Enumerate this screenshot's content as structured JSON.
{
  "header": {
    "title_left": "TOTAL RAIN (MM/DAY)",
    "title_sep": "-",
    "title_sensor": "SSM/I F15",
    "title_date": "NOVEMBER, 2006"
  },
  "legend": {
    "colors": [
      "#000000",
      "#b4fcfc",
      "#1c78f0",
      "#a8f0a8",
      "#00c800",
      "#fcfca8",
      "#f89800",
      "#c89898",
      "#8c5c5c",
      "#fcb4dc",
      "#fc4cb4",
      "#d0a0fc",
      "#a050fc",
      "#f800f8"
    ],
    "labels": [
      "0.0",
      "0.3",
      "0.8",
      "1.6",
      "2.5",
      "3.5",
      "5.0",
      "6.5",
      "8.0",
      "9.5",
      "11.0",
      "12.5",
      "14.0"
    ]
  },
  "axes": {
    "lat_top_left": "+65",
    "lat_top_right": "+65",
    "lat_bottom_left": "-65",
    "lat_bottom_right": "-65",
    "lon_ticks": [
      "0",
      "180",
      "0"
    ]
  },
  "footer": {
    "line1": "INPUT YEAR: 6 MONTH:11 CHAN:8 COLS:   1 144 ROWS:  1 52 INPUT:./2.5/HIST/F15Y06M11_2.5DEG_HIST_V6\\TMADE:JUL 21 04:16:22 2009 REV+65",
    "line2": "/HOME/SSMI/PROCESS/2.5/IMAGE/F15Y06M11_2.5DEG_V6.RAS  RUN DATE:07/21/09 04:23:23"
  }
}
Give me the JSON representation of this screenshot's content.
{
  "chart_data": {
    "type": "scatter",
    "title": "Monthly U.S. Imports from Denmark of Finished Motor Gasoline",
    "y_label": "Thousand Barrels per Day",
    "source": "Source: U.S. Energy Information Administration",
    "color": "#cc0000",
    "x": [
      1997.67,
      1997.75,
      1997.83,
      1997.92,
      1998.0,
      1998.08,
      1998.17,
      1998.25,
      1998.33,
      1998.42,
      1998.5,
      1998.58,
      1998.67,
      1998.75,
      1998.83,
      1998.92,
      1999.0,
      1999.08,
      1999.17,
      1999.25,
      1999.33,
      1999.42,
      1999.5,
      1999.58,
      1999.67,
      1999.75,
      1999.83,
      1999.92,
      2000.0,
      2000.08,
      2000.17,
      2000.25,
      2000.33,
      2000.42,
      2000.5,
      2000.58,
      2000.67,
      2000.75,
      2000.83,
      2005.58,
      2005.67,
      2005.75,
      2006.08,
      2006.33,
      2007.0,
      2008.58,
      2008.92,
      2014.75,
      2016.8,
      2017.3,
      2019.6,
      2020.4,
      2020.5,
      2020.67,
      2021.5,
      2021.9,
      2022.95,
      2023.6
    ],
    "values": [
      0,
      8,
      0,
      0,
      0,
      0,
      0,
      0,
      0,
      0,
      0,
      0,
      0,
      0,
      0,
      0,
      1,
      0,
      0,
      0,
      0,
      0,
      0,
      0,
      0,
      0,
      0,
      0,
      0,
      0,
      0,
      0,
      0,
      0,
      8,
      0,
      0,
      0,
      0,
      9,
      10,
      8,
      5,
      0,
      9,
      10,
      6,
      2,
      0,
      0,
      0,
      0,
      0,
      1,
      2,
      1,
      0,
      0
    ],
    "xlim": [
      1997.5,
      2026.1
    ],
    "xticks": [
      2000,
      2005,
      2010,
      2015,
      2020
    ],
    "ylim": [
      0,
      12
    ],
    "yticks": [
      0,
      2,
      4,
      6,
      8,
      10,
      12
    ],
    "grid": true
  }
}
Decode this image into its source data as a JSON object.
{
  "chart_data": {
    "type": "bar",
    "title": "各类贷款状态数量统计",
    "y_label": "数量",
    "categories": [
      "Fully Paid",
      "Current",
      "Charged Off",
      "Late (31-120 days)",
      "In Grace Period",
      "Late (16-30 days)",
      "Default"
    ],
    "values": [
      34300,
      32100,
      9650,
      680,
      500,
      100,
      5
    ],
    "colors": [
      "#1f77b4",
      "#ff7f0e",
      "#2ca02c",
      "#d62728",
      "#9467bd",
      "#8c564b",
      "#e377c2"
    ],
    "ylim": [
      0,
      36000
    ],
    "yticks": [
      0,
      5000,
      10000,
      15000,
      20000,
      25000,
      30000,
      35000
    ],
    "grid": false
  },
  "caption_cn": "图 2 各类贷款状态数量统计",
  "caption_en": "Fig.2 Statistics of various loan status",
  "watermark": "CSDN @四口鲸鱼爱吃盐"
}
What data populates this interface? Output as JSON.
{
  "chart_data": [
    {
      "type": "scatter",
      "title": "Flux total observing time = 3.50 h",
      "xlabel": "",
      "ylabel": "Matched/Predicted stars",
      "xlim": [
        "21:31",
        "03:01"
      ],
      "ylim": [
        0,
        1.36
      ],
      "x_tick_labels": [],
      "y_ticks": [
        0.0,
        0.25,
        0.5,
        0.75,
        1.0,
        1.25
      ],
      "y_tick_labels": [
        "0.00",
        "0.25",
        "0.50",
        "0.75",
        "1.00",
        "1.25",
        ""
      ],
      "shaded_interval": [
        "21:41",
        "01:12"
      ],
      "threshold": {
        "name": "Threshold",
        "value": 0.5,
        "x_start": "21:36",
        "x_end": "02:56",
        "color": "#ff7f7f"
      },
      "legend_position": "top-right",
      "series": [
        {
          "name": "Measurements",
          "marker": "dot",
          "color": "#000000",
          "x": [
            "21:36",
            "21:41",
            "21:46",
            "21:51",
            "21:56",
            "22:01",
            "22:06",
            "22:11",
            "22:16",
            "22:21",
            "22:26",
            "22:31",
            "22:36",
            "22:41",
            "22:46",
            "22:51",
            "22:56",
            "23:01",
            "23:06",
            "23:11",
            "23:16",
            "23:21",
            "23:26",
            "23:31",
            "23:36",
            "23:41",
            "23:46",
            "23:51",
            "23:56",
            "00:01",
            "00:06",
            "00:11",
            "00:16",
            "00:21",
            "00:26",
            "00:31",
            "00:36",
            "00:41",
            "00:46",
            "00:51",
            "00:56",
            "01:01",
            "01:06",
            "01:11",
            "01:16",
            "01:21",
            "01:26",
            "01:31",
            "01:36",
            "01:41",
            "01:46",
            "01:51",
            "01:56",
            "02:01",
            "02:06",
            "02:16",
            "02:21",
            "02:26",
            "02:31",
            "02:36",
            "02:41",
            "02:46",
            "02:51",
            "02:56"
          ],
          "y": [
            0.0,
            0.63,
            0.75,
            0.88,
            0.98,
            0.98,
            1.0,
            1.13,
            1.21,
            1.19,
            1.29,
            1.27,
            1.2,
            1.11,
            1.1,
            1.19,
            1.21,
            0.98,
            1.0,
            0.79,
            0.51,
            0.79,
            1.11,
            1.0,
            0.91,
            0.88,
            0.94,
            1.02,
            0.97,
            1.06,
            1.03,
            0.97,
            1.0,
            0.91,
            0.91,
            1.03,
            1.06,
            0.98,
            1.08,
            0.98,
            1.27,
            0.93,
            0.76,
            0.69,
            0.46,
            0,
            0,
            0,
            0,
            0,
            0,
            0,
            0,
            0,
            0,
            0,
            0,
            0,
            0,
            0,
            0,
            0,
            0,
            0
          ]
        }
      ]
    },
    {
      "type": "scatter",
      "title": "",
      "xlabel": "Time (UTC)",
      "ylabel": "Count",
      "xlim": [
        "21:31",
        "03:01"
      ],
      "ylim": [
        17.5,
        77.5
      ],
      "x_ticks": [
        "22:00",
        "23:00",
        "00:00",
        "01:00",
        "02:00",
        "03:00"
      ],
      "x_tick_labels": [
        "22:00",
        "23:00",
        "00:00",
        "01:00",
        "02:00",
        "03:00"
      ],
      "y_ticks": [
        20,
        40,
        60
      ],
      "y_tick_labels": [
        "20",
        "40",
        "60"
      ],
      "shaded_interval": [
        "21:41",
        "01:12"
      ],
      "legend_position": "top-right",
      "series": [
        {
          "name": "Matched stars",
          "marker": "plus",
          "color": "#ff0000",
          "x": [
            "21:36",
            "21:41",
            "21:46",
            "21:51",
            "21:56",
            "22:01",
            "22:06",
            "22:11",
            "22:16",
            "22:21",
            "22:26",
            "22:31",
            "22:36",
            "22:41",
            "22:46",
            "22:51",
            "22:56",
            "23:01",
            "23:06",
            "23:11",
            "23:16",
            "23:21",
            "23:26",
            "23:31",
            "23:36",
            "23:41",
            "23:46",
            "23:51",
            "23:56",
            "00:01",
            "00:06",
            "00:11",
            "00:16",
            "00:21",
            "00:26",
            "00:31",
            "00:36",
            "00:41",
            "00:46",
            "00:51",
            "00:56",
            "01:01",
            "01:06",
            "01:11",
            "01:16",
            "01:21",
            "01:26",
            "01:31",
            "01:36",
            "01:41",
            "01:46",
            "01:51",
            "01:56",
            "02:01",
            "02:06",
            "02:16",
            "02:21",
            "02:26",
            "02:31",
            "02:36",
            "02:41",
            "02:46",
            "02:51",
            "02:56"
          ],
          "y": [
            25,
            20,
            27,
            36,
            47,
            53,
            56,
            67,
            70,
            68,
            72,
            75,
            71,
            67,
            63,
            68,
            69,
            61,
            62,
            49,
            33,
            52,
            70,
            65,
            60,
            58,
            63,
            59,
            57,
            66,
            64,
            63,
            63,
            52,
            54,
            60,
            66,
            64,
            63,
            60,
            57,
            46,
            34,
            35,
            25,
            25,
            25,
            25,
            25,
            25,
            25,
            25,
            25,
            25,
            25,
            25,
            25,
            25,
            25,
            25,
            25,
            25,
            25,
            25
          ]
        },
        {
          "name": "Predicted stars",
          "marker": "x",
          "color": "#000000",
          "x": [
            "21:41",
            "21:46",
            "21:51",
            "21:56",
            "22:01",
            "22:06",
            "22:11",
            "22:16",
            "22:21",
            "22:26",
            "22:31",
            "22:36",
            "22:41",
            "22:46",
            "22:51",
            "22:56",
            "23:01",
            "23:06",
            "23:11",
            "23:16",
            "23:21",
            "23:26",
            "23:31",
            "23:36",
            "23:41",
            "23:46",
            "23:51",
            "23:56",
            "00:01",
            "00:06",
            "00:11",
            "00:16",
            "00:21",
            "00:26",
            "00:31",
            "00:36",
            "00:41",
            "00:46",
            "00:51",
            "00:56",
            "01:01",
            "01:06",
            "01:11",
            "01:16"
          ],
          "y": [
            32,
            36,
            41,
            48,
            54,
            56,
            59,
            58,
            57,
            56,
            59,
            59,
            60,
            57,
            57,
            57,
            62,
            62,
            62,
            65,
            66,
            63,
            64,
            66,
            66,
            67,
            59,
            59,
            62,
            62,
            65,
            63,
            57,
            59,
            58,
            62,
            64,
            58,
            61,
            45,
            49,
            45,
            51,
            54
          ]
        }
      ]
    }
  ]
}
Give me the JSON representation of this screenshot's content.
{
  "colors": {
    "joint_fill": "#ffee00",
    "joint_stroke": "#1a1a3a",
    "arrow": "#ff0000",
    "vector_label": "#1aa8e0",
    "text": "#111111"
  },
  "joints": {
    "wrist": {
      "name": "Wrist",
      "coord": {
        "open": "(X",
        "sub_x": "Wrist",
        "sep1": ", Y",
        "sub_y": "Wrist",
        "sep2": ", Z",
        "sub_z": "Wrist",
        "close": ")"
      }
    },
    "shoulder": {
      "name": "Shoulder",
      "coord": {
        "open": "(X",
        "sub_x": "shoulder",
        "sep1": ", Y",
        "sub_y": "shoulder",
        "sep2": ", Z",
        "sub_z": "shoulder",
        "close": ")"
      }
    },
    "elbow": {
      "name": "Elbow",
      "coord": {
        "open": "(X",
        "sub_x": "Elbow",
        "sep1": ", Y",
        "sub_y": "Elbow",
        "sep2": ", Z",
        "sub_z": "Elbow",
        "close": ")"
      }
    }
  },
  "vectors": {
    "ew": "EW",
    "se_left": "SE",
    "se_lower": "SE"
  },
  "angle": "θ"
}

■ GIVEN INSTRUCTION
State only the number of lines in these entries that contain "type".

■ EXERCISE ANSWER
4